*Extract*:
## start

It is against all odds that fish markets are beautiful. Silver eyes glare up at you as you squeeze past disorderly stalls. Slimey moss grows over mussel shells, tentacles cling to styrofoam boxes, and crustaceans bob around in their tanks awaiting a grim fate. The air is distinctly of the sea and the floors are usually a swamp of saltwater. You are completely surrounded by death, yet fish markets lack the somberness of other meat markets.
In many cultures, fish offers a connection to fading tradition. In others, it is the sole source of income for local people. Seafood is one of the world’s last readily available wild foods. Stepping inside of a fish market can offer a unique window into culture that travel rarely affords so readily.
The World’s Best Fish Markets
Love fish markets as much as we do? We collaborated with other travel photographers to curate the world’s best fish markets so you can get your fish fix too! Some photos have been edited by us and may not reflect the style of the photographer.

## end

*Set of tasks*:
A: Copy the part of the fish market passage that opens with the words containing "In many cultures, fish" and closes with "affords so readily.".
B: Say whether each statement agrees with the fish market passage, giving yes or no with the deciding words quoted: (i) Seafood is one of the world's last readily available wild foods. (ii) The floors of fish markets are usually dry. (iii) Fish markets share the somberness of other meat markets.
Rely only on the fish market passage.

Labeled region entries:
## start

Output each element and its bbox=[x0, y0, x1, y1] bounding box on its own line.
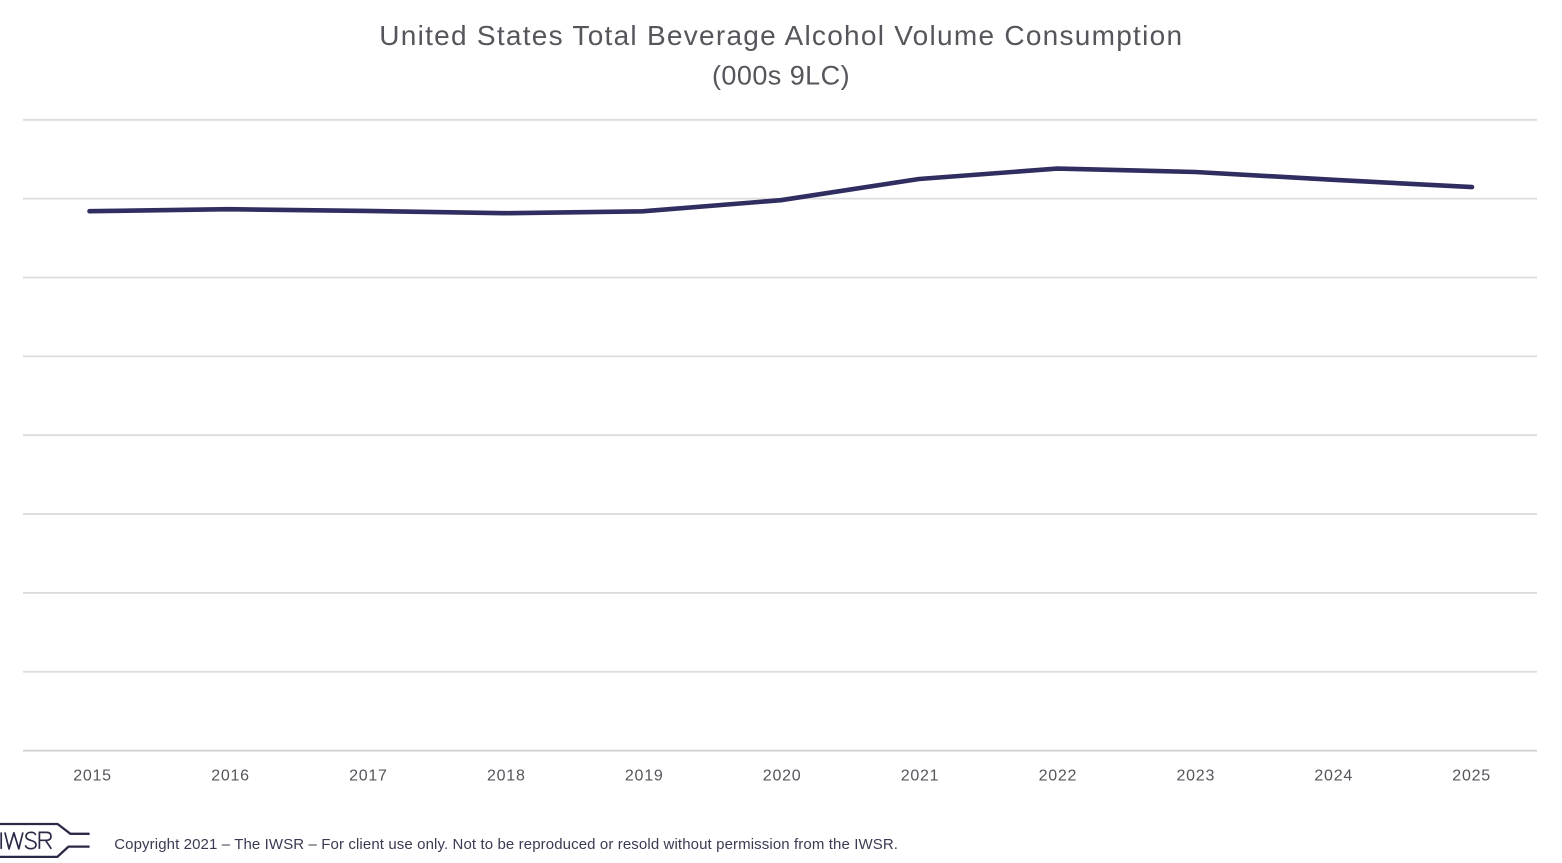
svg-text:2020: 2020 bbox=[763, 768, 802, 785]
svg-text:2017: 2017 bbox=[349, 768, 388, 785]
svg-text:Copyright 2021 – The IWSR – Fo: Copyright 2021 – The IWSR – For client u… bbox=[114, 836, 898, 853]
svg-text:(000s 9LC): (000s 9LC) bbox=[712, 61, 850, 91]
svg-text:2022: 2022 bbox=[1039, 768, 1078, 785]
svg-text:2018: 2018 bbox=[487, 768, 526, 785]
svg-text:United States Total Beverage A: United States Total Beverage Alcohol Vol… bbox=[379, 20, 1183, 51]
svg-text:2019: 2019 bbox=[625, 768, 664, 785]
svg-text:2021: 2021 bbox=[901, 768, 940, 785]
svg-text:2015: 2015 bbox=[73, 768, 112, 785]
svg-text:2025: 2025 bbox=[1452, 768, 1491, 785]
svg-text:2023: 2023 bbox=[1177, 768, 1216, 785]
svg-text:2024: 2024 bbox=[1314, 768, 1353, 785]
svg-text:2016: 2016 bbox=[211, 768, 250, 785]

## end

*Results of the exercise*:
A:
In many cultures, fish offers a connection to fading tradition. In others, it is the sole source of income for local people. Seafood is one of the world’s last readily available wild foods. Stepping inside of a fish market can offer a unique window into culture that travel rarely affords so readily.

B:
(i) Yes: "Seafood is one of the world’s last readily available wild foods."
(ii) No: "the floors are usually a swamp of saltwater."
(iii) No: "yet fish markets lack the somberness of other meat markets."